* What you should do:
Copy the lines of the material below verbatim, beginning at the line that contains "data-label: 24% xyxy=(381,128,405,141)" and ending after the line that contains "legend-label: Householder living with".

Recorded data
----

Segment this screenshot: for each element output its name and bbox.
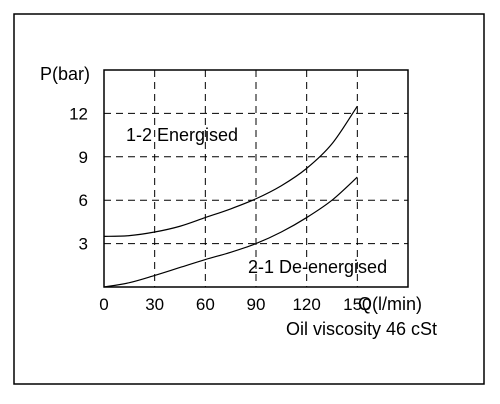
series-group (103, 105, 358, 288)
series-label-de-energised: 2-1 De-energised (248, 257, 387, 277)
plot-frame (103, 69, 409, 288)
x-tick-label-0: 0 (99, 295, 108, 314)
y-axis-label: P(bar) (40, 64, 90, 84)
outer-frame (13, 13, 485, 385)
x-tick-label-90: 90 (247, 295, 266, 314)
tick-labels: 0 30 60 90 120 150 3 6 9 12 (69, 104, 371, 314)
series-line-energised (103, 105, 358, 237)
y-tick-label-3: 3 (79, 235, 88, 254)
grid (104, 70, 408, 287)
series-label-energised: 1-2 Energised (126, 125, 238, 145)
x-tick-label-30: 30 (145, 295, 164, 314)
x-tick-label-60: 60 (196, 295, 215, 314)
x-tick-label-150: 150 (343, 295, 371, 314)
x-tick-label-120: 120 (292, 295, 320, 314)
viscosity-note: Oil viscosity 46 cSt (286, 319, 437, 339)
y-tick-label-6: 6 (79, 191, 88, 210)
y-tick-label-12: 12 (69, 104, 88, 123)
x-axis-label: Q(l/min) (358, 294, 422, 314)
series-line-de-energised (103, 176, 358, 288)
y-tick-label-9: 9 (79, 148, 88, 167)
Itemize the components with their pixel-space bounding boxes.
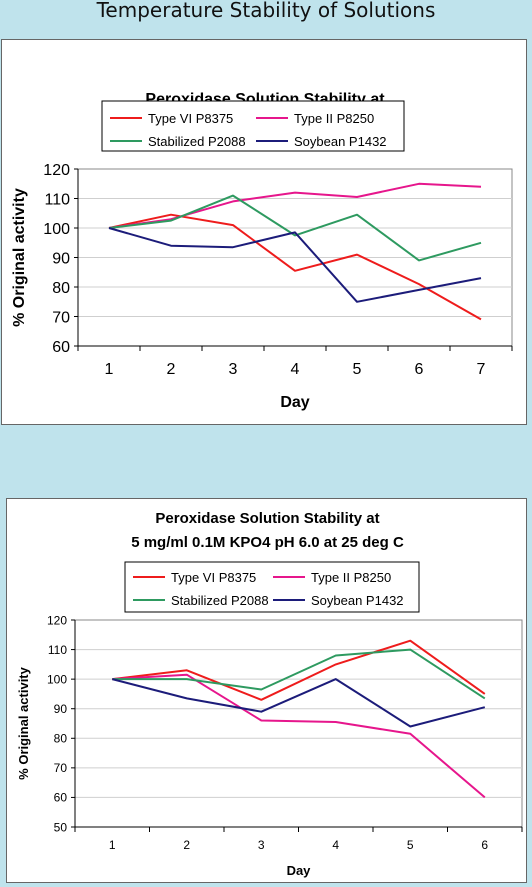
y-tick-label: 100 bbox=[47, 672, 67, 686]
series-line-type-vi-p8375 bbox=[108, 213, 482, 321]
chart-title-line2: 5 mg/ml 0.1M KPO4 pH 6.0 at 25 deg C bbox=[131, 534, 404, 551]
x-axis-label: Day bbox=[287, 863, 312, 878]
chart-panel-37c: Peroxidase Solution Stability at5 mg/ml … bbox=[1, 39, 527, 425]
x-tick-label: 2 bbox=[183, 838, 190, 852]
legend-label: Stabilized P2088 bbox=[148, 134, 246, 149]
y-tick-label: 100 bbox=[43, 221, 70, 238]
x-tick-label: 2 bbox=[167, 361, 176, 378]
x-tick-label: 5 bbox=[353, 361, 362, 378]
legend-label: Soybean P1432 bbox=[294, 134, 387, 149]
x-axis-label: Day bbox=[280, 394, 309, 411]
legend-label: Type VI P8375 bbox=[171, 570, 256, 585]
y-tick-label: 120 bbox=[47, 613, 67, 627]
x-tick-label: 1 bbox=[105, 361, 114, 378]
y-tick-label: 50 bbox=[54, 820, 68, 834]
legend-label: Type VI P8375 bbox=[148, 111, 233, 126]
y-tick-label: 70 bbox=[52, 309, 70, 326]
chart-37c: Peroxidase Solution Stability at5 mg/ml … bbox=[11, 91, 513, 411]
series-line-stabilized-p2088 bbox=[108, 194, 482, 262]
y-tick-label: 110 bbox=[44, 191, 70, 208]
series-line-type-ii-p8250 bbox=[108, 182, 482, 229]
y-tick-label: 60 bbox=[54, 791, 68, 805]
chart-panel-25c: Peroxidase Solution Stability at 5 mg/ml … bbox=[6, 498, 527, 883]
x-tick-label: 1 bbox=[109, 838, 116, 852]
chart-title-line1: Peroxidase Solution Stability at bbox=[155, 510, 379, 527]
page-title: Temperature Stability of Solutions bbox=[96, 0, 436, 22]
x-tick-label: 6 bbox=[481, 838, 488, 852]
y-tick-label: 80 bbox=[52, 280, 70, 297]
x-tick-label: 6 bbox=[415, 361, 424, 378]
y-tick-label: 60 bbox=[52, 339, 70, 356]
legend-label: Soybean P1432 bbox=[311, 593, 404, 608]
x-tick-label: 3 bbox=[258, 838, 265, 852]
chart-25c: Peroxidase Solution Stability at 5 mg/ml … bbox=[16, 510, 523, 878]
x-tick-label: 3 bbox=[229, 361, 238, 378]
plot-area bbox=[74, 619, 523, 828]
series-line-type-vi-p8375 bbox=[112, 639, 486, 701]
series-line-soybean-p1432 bbox=[108, 227, 482, 303]
x-tick-label: 5 bbox=[407, 838, 414, 852]
y-tick-label: 90 bbox=[54, 702, 68, 716]
series-line-type-ii-p8250 bbox=[112, 673, 486, 799]
legend-label: Type II P8250 bbox=[311, 570, 391, 585]
y-tick-label: 120 bbox=[43, 162, 70, 179]
x-tick-label: 7 bbox=[477, 361, 486, 378]
y-tick-label: 70 bbox=[54, 761, 68, 775]
x-tick-label: 4 bbox=[332, 838, 339, 852]
series-line-stabilized-p2088 bbox=[112, 648, 486, 700]
series-line-soybean-p1432 bbox=[112, 678, 486, 728]
legend-box bbox=[124, 561, 420, 613]
y-tick-label: 90 bbox=[52, 250, 70, 267]
x-tick-label: 4 bbox=[291, 361, 300, 378]
y-axis-label: % Original activity bbox=[11, 188, 28, 327]
legend-box bbox=[101, 100, 405, 152]
legend-label: Type II P8250 bbox=[294, 111, 374, 126]
y-axis-label: % Original activity bbox=[16, 666, 31, 779]
y-tick-label: 110 bbox=[48, 643, 67, 657]
y-tick-label: 80 bbox=[54, 732, 68, 746]
legend-label: Stabilized P2088 bbox=[171, 593, 269, 608]
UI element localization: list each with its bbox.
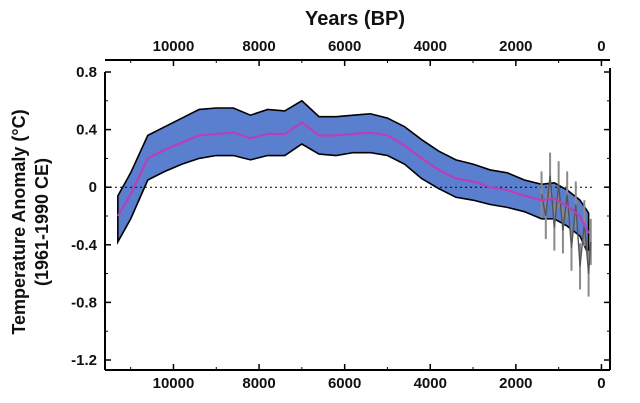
x-tick-label-top: 8000 bbox=[242, 38, 275, 55]
x-tick-label-top: 10000 bbox=[153, 38, 195, 55]
chart-title: Years (BP) bbox=[305, 8, 405, 30]
x-tick-label-top: 6000 bbox=[328, 38, 361, 55]
y-tick-label: 0 bbox=[89, 179, 97, 196]
y-tick-label: -0.4 bbox=[71, 237, 98, 254]
y-tick-label: 0.4 bbox=[76, 122, 98, 139]
uncertainty-band bbox=[117, 99, 590, 256]
uncertainty-band-area bbox=[117, 99, 590, 256]
x-tick-label-top: 0 bbox=[597, 38, 605, 55]
x-tick-label-top: 2000 bbox=[499, 38, 532, 55]
y-axis-label: Temperature Anomaly (°C) (1961-1990 CE) bbox=[9, 109, 52, 334]
y-axis-label-line1: Temperature Anomaly (°C) bbox=[9, 109, 29, 334]
ticks: 10000 10000 8000 8000 6000 6000 4000 4000 2000 20… bbox=[71, 38, 610, 392]
y-tick-label: -0.8 bbox=[71, 294, 97, 311]
mean-temperature-line bbox=[116, 121, 590, 234]
x-tick-label-bottom: 4000 bbox=[414, 375, 447, 392]
mean-line bbox=[116, 121, 590, 234]
axes bbox=[104, 59, 611, 371]
y-axis-label-line2: (1961-1990 CE) bbox=[32, 158, 52, 286]
x-tick-label-bottom: 10000 bbox=[153, 375, 195, 392]
x-tick-label-top: 4000 bbox=[414, 38, 447, 55]
x-tick-label-bottom: 0 bbox=[597, 375, 605, 392]
y-tick-label: 0.8 bbox=[76, 64, 97, 81]
x-tick-label-bottom: 2000 bbox=[499, 375, 532, 392]
y-tick-label: -1.2 bbox=[71, 352, 97, 369]
x-tick-label-bottom: 6000 bbox=[328, 375, 361, 392]
x-tick-label-bottom: 8000 bbox=[242, 375, 275, 392]
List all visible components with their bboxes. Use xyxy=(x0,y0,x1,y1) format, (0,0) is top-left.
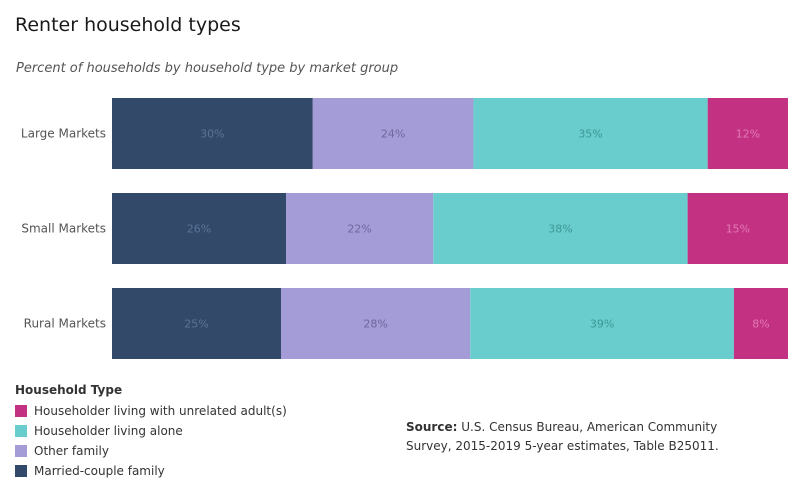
data-label: 24% xyxy=(381,128,405,141)
data-label: 28% xyxy=(363,318,387,331)
source-note: Source: U.S. Census Bureau, American Com… xyxy=(406,418,766,456)
data-label: 12% xyxy=(736,128,760,141)
bar-segment[interactable] xyxy=(112,288,281,359)
bar-segment[interactable] xyxy=(112,98,313,169)
data-label: 35% xyxy=(578,128,602,141)
legend-label: Householder living with unrelated adult(… xyxy=(34,404,287,418)
category-label: Large Markets xyxy=(21,127,106,141)
legend-swatch xyxy=(15,405,27,417)
bar-segment[interactable] xyxy=(286,193,434,264)
legend-swatch xyxy=(15,445,27,457)
category-label: Rural Markets xyxy=(24,317,106,331)
data-label: 30% xyxy=(200,128,224,141)
legend-swatch xyxy=(15,425,27,437)
bar-segment[interactable] xyxy=(433,193,688,264)
data-label: 25% xyxy=(184,318,208,331)
bar-segment[interactable] xyxy=(473,98,708,169)
stacked-bar-chart: Large Markets 30% 24% 35% 12% Small Markets 26… xyxy=(21,98,788,359)
bar-segment[interactable] xyxy=(707,98,788,169)
legend-item-living-alone[interactable]: Householder living alone xyxy=(15,421,287,441)
legend-label: Married-couple family xyxy=(34,464,165,478)
legend-item-unrelated-adults[interactable]: Householder living with unrelated adult(… xyxy=(15,401,287,421)
data-label: 39% xyxy=(590,318,614,331)
legend-label: Other family xyxy=(34,444,109,458)
bar-segment[interactable] xyxy=(470,288,734,359)
bar-segment[interactable] xyxy=(733,288,788,359)
source-text: U.S. Census Bureau, American Community S… xyxy=(406,420,719,453)
data-label: 26% xyxy=(187,223,211,236)
legend-item-other-family[interactable]: Other family xyxy=(15,441,287,461)
legend-swatch xyxy=(15,465,27,477)
data-label: 38% xyxy=(548,223,572,236)
category-label: Small Markets xyxy=(21,222,106,236)
data-label: 8% xyxy=(752,318,769,331)
bar-segment[interactable] xyxy=(312,98,474,169)
chart-title: Renter household types xyxy=(15,14,241,36)
legend: Household Type Householder living with u… xyxy=(15,383,287,481)
source-label: Source: xyxy=(406,420,458,434)
data-label: 15% xyxy=(726,223,750,236)
data-label: 22% xyxy=(347,223,371,236)
legend-title: Household Type xyxy=(15,383,123,397)
bar-segment[interactable] xyxy=(687,193,788,264)
chart-subtitle: Percent of households by household type … xyxy=(16,61,399,76)
bar-segment[interactable] xyxy=(281,288,471,359)
bar-segment[interactable] xyxy=(112,193,287,264)
legend-item-married-couple[interactable]: Married-couple family xyxy=(15,461,287,481)
legend-label: Householder living alone xyxy=(34,424,183,438)
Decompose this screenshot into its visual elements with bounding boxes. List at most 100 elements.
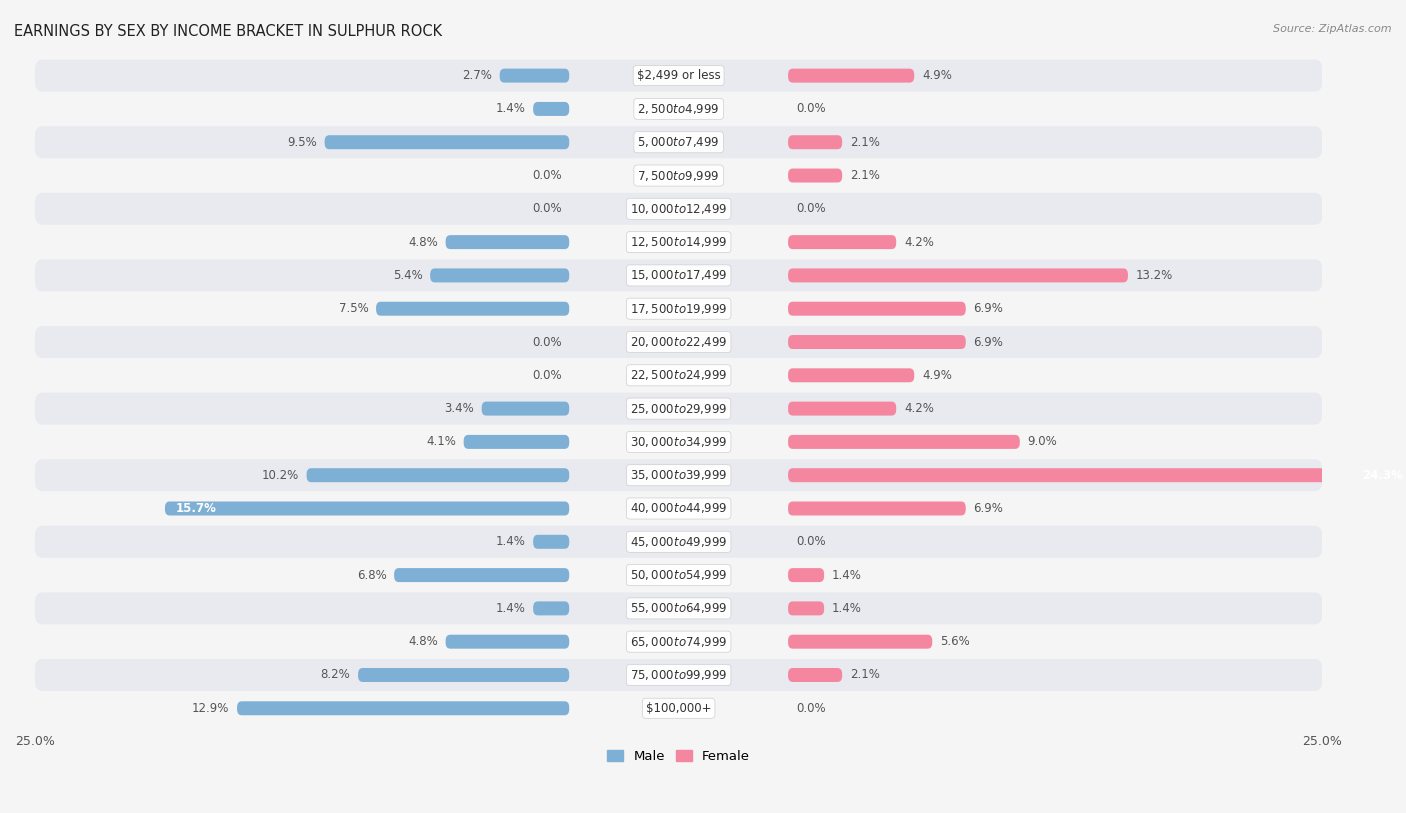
Text: 15.7%: 15.7% — [176, 502, 217, 515]
Text: $20,000 to $22,499: $20,000 to $22,499 — [630, 335, 727, 349]
FancyBboxPatch shape — [35, 226, 1323, 258]
Text: 0.0%: 0.0% — [796, 102, 825, 115]
Text: 9.0%: 9.0% — [1028, 436, 1057, 449]
FancyBboxPatch shape — [35, 626, 1323, 658]
FancyBboxPatch shape — [482, 402, 569, 415]
Text: $7,500 to $9,999: $7,500 to $9,999 — [637, 168, 720, 183]
Text: Source: ZipAtlas.com: Source: ZipAtlas.com — [1274, 24, 1392, 34]
FancyBboxPatch shape — [789, 435, 1019, 449]
Text: 8.2%: 8.2% — [321, 668, 350, 681]
Text: 4.9%: 4.9% — [922, 69, 952, 82]
FancyBboxPatch shape — [35, 93, 1323, 125]
FancyBboxPatch shape — [789, 335, 966, 349]
FancyBboxPatch shape — [325, 135, 569, 150]
Text: $22,500 to $24,999: $22,500 to $24,999 — [630, 368, 727, 382]
Text: 2.1%: 2.1% — [849, 136, 880, 149]
Text: $10,000 to $12,499: $10,000 to $12,499 — [630, 202, 727, 215]
FancyBboxPatch shape — [789, 402, 896, 415]
FancyBboxPatch shape — [446, 635, 569, 649]
Text: $30,000 to $34,999: $30,000 to $34,999 — [630, 435, 727, 449]
Text: 1.4%: 1.4% — [495, 602, 526, 615]
FancyBboxPatch shape — [35, 159, 1323, 192]
Text: $2,500 to $4,999: $2,500 to $4,999 — [637, 102, 720, 116]
FancyBboxPatch shape — [789, 368, 914, 382]
Text: 5.4%: 5.4% — [392, 269, 422, 282]
Text: 4.9%: 4.9% — [922, 369, 952, 382]
Text: 0.0%: 0.0% — [796, 535, 825, 548]
FancyBboxPatch shape — [35, 193, 1323, 225]
FancyBboxPatch shape — [238, 702, 569, 715]
Text: $12,500 to $14,999: $12,500 to $14,999 — [630, 235, 727, 249]
Text: $75,000 to $99,999: $75,000 to $99,999 — [630, 668, 727, 682]
Text: $15,000 to $17,499: $15,000 to $17,499 — [630, 268, 727, 282]
FancyBboxPatch shape — [359, 668, 569, 682]
Text: EARNINGS BY SEX BY INCOME BRACKET IN SULPHUR ROCK: EARNINGS BY SEX BY INCOME BRACKET IN SUL… — [14, 24, 441, 39]
Text: 6.9%: 6.9% — [973, 336, 1004, 349]
Text: 3.4%: 3.4% — [444, 402, 474, 415]
FancyBboxPatch shape — [35, 293, 1323, 324]
Text: 4.8%: 4.8% — [408, 635, 437, 648]
Text: 0.0%: 0.0% — [531, 169, 561, 182]
FancyBboxPatch shape — [35, 659, 1323, 691]
FancyBboxPatch shape — [35, 559, 1323, 591]
Text: $17,500 to $19,999: $17,500 to $19,999 — [630, 302, 727, 315]
FancyBboxPatch shape — [35, 593, 1323, 624]
Text: 0.0%: 0.0% — [531, 369, 561, 382]
FancyBboxPatch shape — [35, 459, 1323, 491]
FancyBboxPatch shape — [35, 426, 1323, 458]
Text: $35,000 to $39,999: $35,000 to $39,999 — [630, 468, 727, 482]
FancyBboxPatch shape — [789, 135, 842, 150]
FancyBboxPatch shape — [375, 302, 569, 315]
FancyBboxPatch shape — [533, 102, 569, 116]
FancyBboxPatch shape — [789, 235, 896, 249]
Legend: Male, Female: Male, Female — [602, 746, 755, 769]
Text: $100,000+: $100,000+ — [645, 702, 711, 715]
Text: 9.5%: 9.5% — [287, 136, 316, 149]
FancyBboxPatch shape — [430, 268, 569, 282]
Text: 5.6%: 5.6% — [941, 635, 970, 648]
FancyBboxPatch shape — [35, 59, 1323, 92]
Text: 6.9%: 6.9% — [973, 302, 1004, 315]
FancyBboxPatch shape — [533, 602, 569, 615]
FancyBboxPatch shape — [533, 535, 569, 549]
FancyBboxPatch shape — [307, 468, 569, 482]
FancyBboxPatch shape — [499, 68, 569, 83]
FancyBboxPatch shape — [789, 302, 966, 315]
FancyBboxPatch shape — [35, 693, 1323, 724]
Text: $2,499 or less: $2,499 or less — [637, 69, 720, 82]
Text: $25,000 to $29,999: $25,000 to $29,999 — [630, 402, 727, 415]
Text: 4.1%: 4.1% — [426, 436, 456, 449]
Text: 1.4%: 1.4% — [495, 535, 526, 548]
Text: 0.0%: 0.0% — [531, 336, 561, 349]
FancyBboxPatch shape — [789, 568, 824, 582]
FancyBboxPatch shape — [35, 526, 1323, 558]
Text: 6.9%: 6.9% — [973, 502, 1004, 515]
Text: 0.0%: 0.0% — [796, 702, 825, 715]
Text: $40,000 to $44,999: $40,000 to $44,999 — [630, 502, 727, 515]
Text: 10.2%: 10.2% — [262, 469, 299, 481]
Text: 2.1%: 2.1% — [849, 668, 880, 681]
FancyBboxPatch shape — [35, 326, 1323, 358]
FancyBboxPatch shape — [446, 235, 569, 249]
FancyBboxPatch shape — [789, 468, 1406, 482]
Text: 13.2%: 13.2% — [1136, 269, 1173, 282]
FancyBboxPatch shape — [789, 168, 842, 182]
Text: $5,000 to $7,499: $5,000 to $7,499 — [637, 135, 720, 150]
Text: 2.1%: 2.1% — [849, 169, 880, 182]
Text: $55,000 to $64,999: $55,000 to $64,999 — [630, 602, 727, 615]
Text: 4.2%: 4.2% — [904, 402, 934, 415]
FancyBboxPatch shape — [789, 502, 966, 515]
Text: 6.8%: 6.8% — [357, 568, 387, 581]
Text: 1.4%: 1.4% — [832, 568, 862, 581]
FancyBboxPatch shape — [35, 359, 1323, 391]
Text: 4.2%: 4.2% — [904, 236, 934, 249]
Text: 1.4%: 1.4% — [832, 602, 862, 615]
FancyBboxPatch shape — [789, 68, 914, 83]
Text: $65,000 to $74,999: $65,000 to $74,999 — [630, 635, 727, 649]
FancyBboxPatch shape — [35, 259, 1323, 291]
FancyBboxPatch shape — [35, 493, 1323, 524]
FancyBboxPatch shape — [35, 393, 1323, 424]
Text: $45,000 to $49,999: $45,000 to $49,999 — [630, 535, 727, 549]
Text: 24.3%: 24.3% — [1362, 469, 1403, 481]
Text: 0.0%: 0.0% — [531, 202, 561, 215]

----

* Solution below:
data-label: 24% xyxy=(381,128,405,141)
data-label: 28% xyxy=(363,318,387,331)
source-note: Source: U.S. Census Bureau, American Com… xyxy=(406,418,766,456)
data-label: 12% xyxy=(736,128,760,141)
bar-segment[interactable] xyxy=(112,288,281,359)
bar-segment[interactable] xyxy=(112,98,313,169)
data-label: 35% xyxy=(578,128,602,141)
legend-label: Householder living with unrelated adult(… xyxy=(34,404,287,418)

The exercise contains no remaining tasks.